- Given problem -
Extract every line of the records below that contains the string "element". Case counts.

- Provided information -
** BEGIN **

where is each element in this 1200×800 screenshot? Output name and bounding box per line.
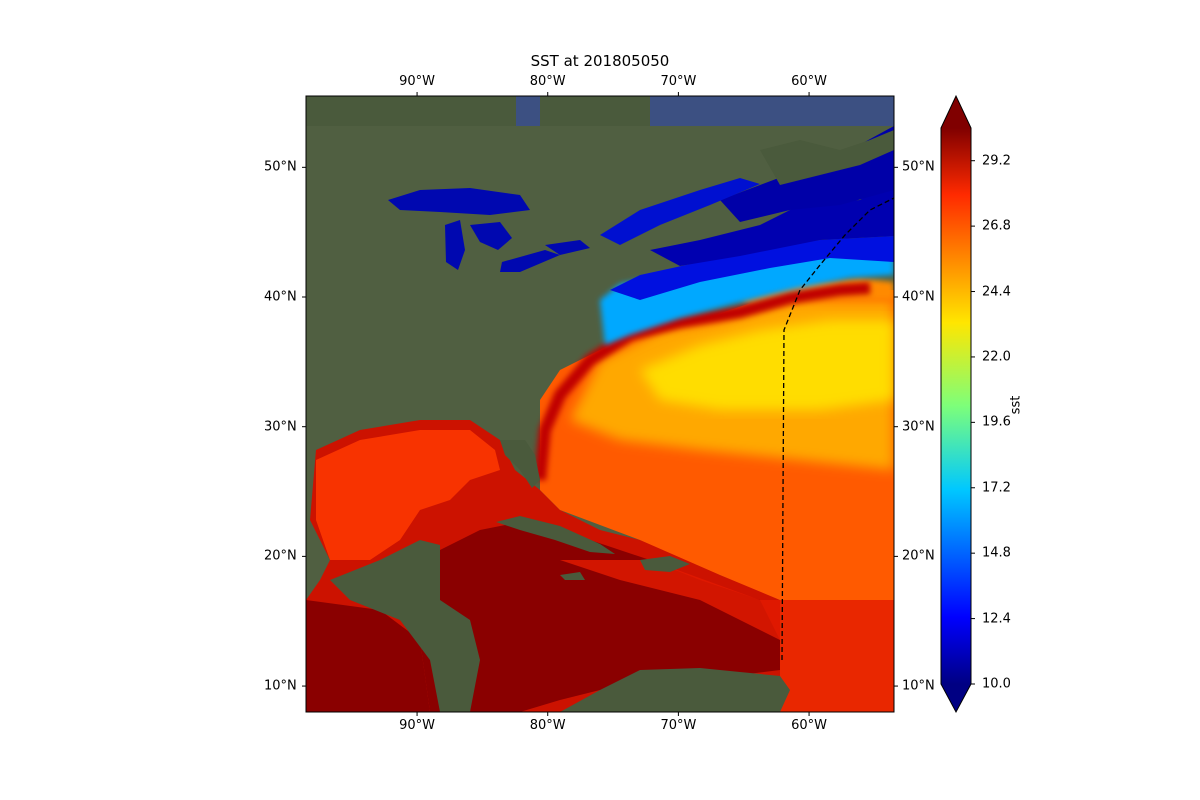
lon-tick-label-top: 60°W [791,74,828,89]
lat-tick-label-right: 30°N [902,419,935,435]
lon-tick-label-top: 70°W [660,74,697,89]
lake-michigan [445,220,465,270]
colorbar-body [941,128,971,684]
lon-tick-label-bottom: 80°W [529,718,566,733]
lat-tick-label-right: 20°N [902,548,935,564]
central-america [330,540,480,712]
cuba-island [496,516,615,554]
lat-tick-label-right: 50°N [902,159,935,175]
colorbar-extend-min [941,684,971,712]
map-plot-area [306,96,894,712]
colorbar-tick-label: 10.0 [982,676,1011,692]
lat-tick-label-right: 10°N [902,678,935,694]
lon-tick-label-top: 80°W [529,74,566,89]
lat-tick-label-left: 20°N [264,548,297,564]
lat-tick-label-right: 40°N [902,289,935,305]
lon-tick-label-bottom: 90°W [399,718,436,733]
colorbar-tick-label: 14.8 [982,545,1011,561]
lon-tick-label-bottom: 70°W [660,718,697,733]
lake-superior [388,188,530,215]
lat-tick-label-left: 10°N [264,678,297,694]
map-title: SST at 201805050 [530,52,670,70]
colorbar-tick-label: 12.4 [982,611,1011,627]
colorbar-label: sst [1008,395,1024,415]
colorbar-tick-label: 29.2 [982,153,1011,169]
colorbar-tick-label: 19.6 [982,414,1011,430]
lat-tick-label-left: 30°N [264,419,297,435]
colorbar [940,94,975,714]
lat-tick-label-left: 40°N [264,289,297,305]
map-frame [305,95,895,713]
colorbar-tick-label: 17.2 [982,480,1011,496]
colorbar-tick-label: 24.4 [982,284,1011,300]
colorbar-tick-label: 26.8 [982,218,1011,234]
lon-tick-label-top: 90°W [399,74,436,89]
lat-tick-label-left: 50°N [264,159,297,175]
boundary-line [781,197,895,661]
lon-tick-label-bottom: 60°W [791,718,828,733]
colorbar-tick-label: 22.0 [982,349,1011,365]
colorbar-extend-max [941,96,971,128]
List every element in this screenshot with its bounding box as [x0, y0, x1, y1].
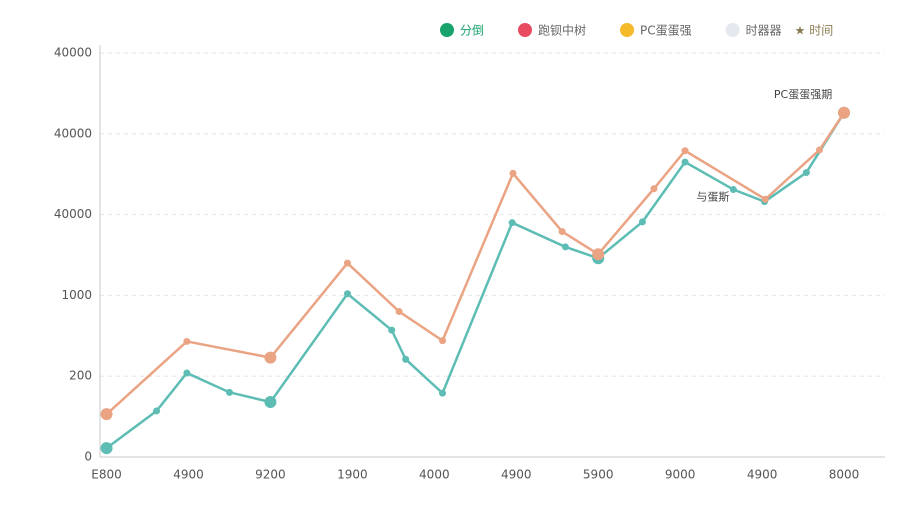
y-tick-label: 40000 — [54, 207, 92, 221]
x-tick-label: 9200 — [255, 468, 286, 482]
x-tick-label: 4900 — [747, 468, 778, 482]
x-tick-label: 9000 — [665, 468, 696, 482]
legend-swatch — [620, 23, 635, 37]
point — [183, 337, 191, 345]
point — [183, 369, 191, 377]
series-line — [105, 112, 846, 450]
legend-swatch — [440, 23, 454, 37]
legend-label: 跑钡中树 — [538, 23, 586, 38]
y-tick-label: 200 — [69, 369, 92, 383]
legend-label: 时器器 — [746, 24, 782, 38]
point — [638, 218, 646, 226]
legend-label: 分倒 — [460, 24, 484, 38]
point — [592, 248, 605, 261]
y-tick-label: 0 — [84, 450, 92, 464]
point — [343, 259, 351, 267]
point — [508, 219, 516, 227]
point — [729, 186, 737, 194]
point — [561, 243, 569, 251]
x-tick-label: 1900 — [337, 468, 368, 482]
legend-swatch — [725, 23, 740, 37]
point — [264, 351, 277, 364]
point — [761, 195, 769, 203]
point — [558, 228, 566, 236]
point — [439, 389, 447, 397]
point — [402, 355, 410, 363]
series-line — [105, 112, 846, 416]
point — [153, 407, 161, 415]
point — [264, 396, 277, 409]
x-tick-label: 4000 — [419, 468, 450, 482]
point — [100, 408, 113, 421]
point — [395, 308, 403, 316]
x-tick-label: 4900 — [173, 468, 204, 482]
legend-note: ★ 时间 — [795, 24, 834, 38]
x-tick-label: E800 — [91, 468, 122, 482]
point — [439, 337, 447, 345]
annotation: 与蛋斯 — [696, 191, 729, 204]
point — [681, 158, 689, 166]
x-tick-label: 8000 — [829, 468, 860, 482]
y-tick-label: 40000 — [54, 126, 92, 140]
point — [509, 169, 517, 177]
point — [681, 147, 689, 155]
point — [100, 442, 113, 455]
point — [388, 326, 396, 334]
point — [802, 169, 810, 177]
point — [838, 106, 851, 119]
x-tick-label: 5900 — [583, 468, 614, 482]
point — [650, 185, 658, 193]
legend-swatch — [518, 23, 533, 37]
annotation: PC蛋蛋强期 — [774, 88, 832, 101]
y-tick-label: 1000 — [61, 288, 92, 302]
point — [815, 146, 823, 154]
x-tick-label: 4900 — [501, 468, 532, 482]
point — [225, 388, 233, 396]
y-tick-label: 40000 — [54, 46, 92, 60]
legend-label: PC蛋蛋强 — [640, 24, 692, 38]
point — [343, 290, 351, 298]
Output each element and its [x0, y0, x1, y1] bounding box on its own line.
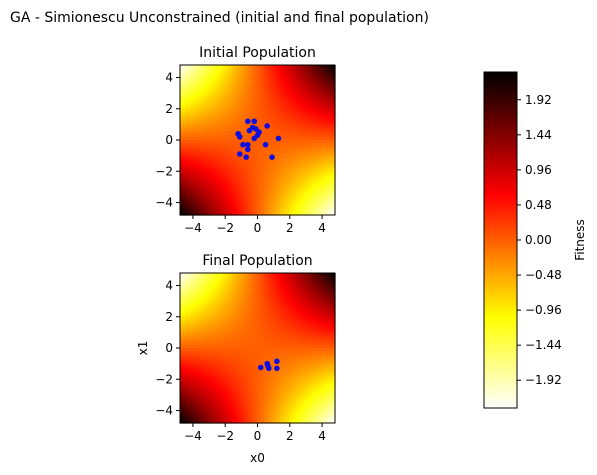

** END **

- Answer for the task -
where is each element in this 1200×800 screenshot? Output name and bounding box per line.
List every element in this screenshot with its bounding box as [x0, y0, x1, y1].
Output each element and its [x0, y0, x1, y1] bounding box on its own line.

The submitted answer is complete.